■ **REQUIREMENT**
Copy every line of the data below without changing anything.

+--

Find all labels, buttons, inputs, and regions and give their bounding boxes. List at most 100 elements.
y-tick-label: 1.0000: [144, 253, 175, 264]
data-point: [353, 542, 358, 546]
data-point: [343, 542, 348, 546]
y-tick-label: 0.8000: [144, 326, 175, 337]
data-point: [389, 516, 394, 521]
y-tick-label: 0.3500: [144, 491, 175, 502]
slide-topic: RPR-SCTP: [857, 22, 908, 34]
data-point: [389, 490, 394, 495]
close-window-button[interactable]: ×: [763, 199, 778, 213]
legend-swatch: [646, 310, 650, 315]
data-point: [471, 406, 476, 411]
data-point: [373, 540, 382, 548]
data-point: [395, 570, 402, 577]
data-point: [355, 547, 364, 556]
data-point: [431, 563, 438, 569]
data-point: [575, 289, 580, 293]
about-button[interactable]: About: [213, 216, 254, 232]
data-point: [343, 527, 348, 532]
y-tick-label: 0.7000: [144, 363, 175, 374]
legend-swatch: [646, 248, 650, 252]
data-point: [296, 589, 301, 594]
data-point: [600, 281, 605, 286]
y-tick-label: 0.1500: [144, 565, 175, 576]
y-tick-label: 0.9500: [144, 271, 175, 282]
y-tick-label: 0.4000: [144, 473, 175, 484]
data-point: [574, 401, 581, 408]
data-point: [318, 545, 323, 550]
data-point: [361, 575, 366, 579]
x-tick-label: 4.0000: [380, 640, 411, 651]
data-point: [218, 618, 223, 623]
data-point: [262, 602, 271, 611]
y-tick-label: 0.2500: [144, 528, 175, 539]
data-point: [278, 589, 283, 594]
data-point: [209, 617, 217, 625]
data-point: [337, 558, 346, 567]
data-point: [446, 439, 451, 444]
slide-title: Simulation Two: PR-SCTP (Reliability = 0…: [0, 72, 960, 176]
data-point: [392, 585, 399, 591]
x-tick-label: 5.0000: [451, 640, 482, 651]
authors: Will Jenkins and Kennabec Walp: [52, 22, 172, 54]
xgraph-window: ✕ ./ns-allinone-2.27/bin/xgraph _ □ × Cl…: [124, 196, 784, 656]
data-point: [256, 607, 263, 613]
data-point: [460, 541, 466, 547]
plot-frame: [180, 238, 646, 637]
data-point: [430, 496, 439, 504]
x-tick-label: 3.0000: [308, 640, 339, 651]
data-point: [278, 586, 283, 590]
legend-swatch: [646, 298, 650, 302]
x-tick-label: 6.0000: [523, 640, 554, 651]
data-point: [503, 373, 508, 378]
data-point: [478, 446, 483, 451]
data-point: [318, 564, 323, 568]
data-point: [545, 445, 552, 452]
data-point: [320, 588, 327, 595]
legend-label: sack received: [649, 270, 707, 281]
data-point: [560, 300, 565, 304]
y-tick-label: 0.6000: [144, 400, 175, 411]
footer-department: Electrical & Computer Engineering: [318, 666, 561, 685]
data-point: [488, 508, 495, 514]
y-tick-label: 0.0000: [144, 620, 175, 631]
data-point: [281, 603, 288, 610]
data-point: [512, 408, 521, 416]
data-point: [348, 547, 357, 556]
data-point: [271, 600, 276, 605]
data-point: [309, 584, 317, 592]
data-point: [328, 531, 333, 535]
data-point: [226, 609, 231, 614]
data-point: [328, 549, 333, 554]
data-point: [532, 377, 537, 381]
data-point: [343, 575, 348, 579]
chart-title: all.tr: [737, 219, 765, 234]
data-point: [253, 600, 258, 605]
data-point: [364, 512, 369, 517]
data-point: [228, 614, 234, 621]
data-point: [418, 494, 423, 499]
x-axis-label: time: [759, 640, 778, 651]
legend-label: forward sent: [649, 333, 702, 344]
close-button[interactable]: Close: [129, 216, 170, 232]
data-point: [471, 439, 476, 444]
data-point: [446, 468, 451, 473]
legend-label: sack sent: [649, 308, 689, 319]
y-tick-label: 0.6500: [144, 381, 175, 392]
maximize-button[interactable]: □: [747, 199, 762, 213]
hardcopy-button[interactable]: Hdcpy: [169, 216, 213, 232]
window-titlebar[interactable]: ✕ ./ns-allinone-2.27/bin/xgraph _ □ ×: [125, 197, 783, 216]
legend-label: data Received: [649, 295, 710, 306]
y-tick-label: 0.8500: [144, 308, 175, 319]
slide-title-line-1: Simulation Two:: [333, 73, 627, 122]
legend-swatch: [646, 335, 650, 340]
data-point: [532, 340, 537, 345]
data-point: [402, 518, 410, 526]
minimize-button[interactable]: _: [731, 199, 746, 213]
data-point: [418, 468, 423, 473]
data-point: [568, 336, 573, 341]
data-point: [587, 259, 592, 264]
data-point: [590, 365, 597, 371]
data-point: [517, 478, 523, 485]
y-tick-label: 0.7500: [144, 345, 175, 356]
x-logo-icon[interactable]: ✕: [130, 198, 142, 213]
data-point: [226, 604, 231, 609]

+--

■ **TASK RESPONSE**
Find all labels, buttons, inputs, and regions and give their bounding boxes. List at most 100 elements.
y-tick-label: 1.0000: [144, 253, 175, 264]
data-point: [353, 542, 358, 546]
data-point: [343, 542, 348, 546]
y-tick-label: 0.8000: [144, 326, 175, 337]
data-point: [389, 516, 394, 521]
y-tick-label: 0.3500: [144, 491, 175, 502]
slide-topic: RPR-SCTP: [857, 22, 908, 34]
data-point: [389, 490, 394, 495]
close-window-button[interactable]: ×: [763, 199, 778, 213]
legend-swatch: [646, 310, 650, 315]
data-point: [471, 406, 476, 411]
data-point: [373, 540, 382, 548]
data-point: [395, 570, 402, 577]
data-point: [355, 547, 364, 556]
data-point: [431, 563, 438, 569]
data-point: [575, 289, 580, 293]
about-button[interactable]: About: [213, 216, 254, 232]
data-point: [343, 527, 348, 532]
y-tick-label: 0.7000: [144, 363, 175, 374]
legend-swatch: [646, 248, 650, 252]
data-point: [296, 589, 301, 594]
data-point: [600, 281, 605, 286]
y-tick-label: 0.1500: [144, 565, 175, 576]
y-tick-label: 0.9500: [144, 271, 175, 282]
y-tick-label: 0.4000: [144, 473, 175, 484]
data-point: [574, 401, 581, 408]
data-point: [318, 545, 323, 550]
data-point: [361, 575, 366, 579]
x-tick-label: 4.0000: [380, 640, 411, 651]
data-point: [218, 618, 223, 623]
data-point: [262, 602, 271, 611]
y-tick-label: 0.2500: [144, 528, 175, 539]
data-point: [278, 589, 283, 594]
data-point: [209, 617, 217, 625]
data-point: [337, 558, 346, 567]
data-point: [446, 439, 451, 444]
slide-title: Simulation Two: PR-SCTP (Reliability = 0…: [0, 72, 960, 176]
data-point: [392, 585, 399, 591]
x-tick-label: 5.0000: [451, 640, 482, 651]
authors: Will Jenkins and Kennabec Walp: [52, 22, 172, 54]
xgraph-window: ✕ ./ns-allinone-2.27/bin/xgraph _ □ × Cl…: [124, 196, 784, 656]
data-point: [256, 607, 263, 613]
data-point: [460, 541, 466, 547]
plot-frame: [180, 238, 646, 637]
data-point: [430, 496, 439, 504]
x-tick-label: 3.0000: [308, 640, 339, 651]
data-point: [278, 586, 283, 590]
legend-swatch: [646, 298, 650, 302]
x-tick-label: 6.0000: [523, 640, 554, 651]
data-point: [503, 373, 508, 378]
data-point: [478, 446, 483, 451]
data-point: [318, 564, 323, 568]
data-point: [545, 445, 552, 452]
data-point: [320, 588, 327, 595]
legend-label: sack received: [649, 270, 707, 281]
data-point: [560, 300, 565, 304]
y-tick-label: 0.6000: [144, 400, 175, 411]
footer-department: Electrical & Computer Engineering: [318, 666, 561, 685]
data-point: [488, 508, 495, 514]
y-tick-label: 0.0000: [144, 620, 175, 631]
data-point: [281, 603, 288, 610]
data-point: [512, 408, 521, 416]
data-point: [348, 547, 357, 556]
data-point: [271, 600, 276, 605]
data-point: [309, 584, 317, 592]
data-point: [328, 531, 333, 535]
data-point: [226, 609, 231, 614]
data-point: [328, 549, 333, 554]
data-point: [532, 377, 537, 381]
data-point: [343, 575, 348, 579]
chart-title: all.tr: [737, 219, 765, 234]
data-point: [253, 600, 258, 605]
data-point: [364, 512, 369, 517]
data-point: [228, 614, 234, 621]
data-point: [418, 494, 423, 499]
x-axis-label: time: [759, 640, 778, 651]
legend-label: forward sent: [649, 333, 702, 344]
close-button[interactable]: Close: [129, 216, 170, 232]
data-point: [471, 439, 476, 444]
data-point: [446, 468, 451, 473]
legend-label: sack sent: [649, 308, 689, 319]
y-tick-label: 0.6500: [144, 381, 175, 392]
maximize-button[interactable]: □: [747, 199, 762, 213]
hardcopy-button[interactable]: Hdcpy: [169, 216, 213, 232]
window-titlebar[interactable]: ✕ ./ns-allinone-2.27/bin/xgraph _ □ ×: [125, 197, 783, 216]
legend-label: data Received: [649, 295, 710, 306]
y-tick-label: 0.8500: [144, 308, 175, 319]
slide-title-line-1: Simulation Two:: [333, 73, 627, 122]
legend-swatch: [646, 335, 650, 340]
data-point: [532, 340, 537, 345]
data-point: [402, 518, 410, 526]
minimize-button[interactable]: _: [731, 199, 746, 213]
data-point: [418, 468, 423, 473]
data-point: [568, 336, 573, 341]
data-point: [587, 259, 592, 264]
data-point: [590, 365, 597, 371]
data-point: [517, 478, 523, 485]
y-tick-label: 0.7500: [144, 345, 175, 356]
x-logo-icon[interactable]: ✕: [130, 198, 142, 213]
data-point: [226, 604, 231, 609]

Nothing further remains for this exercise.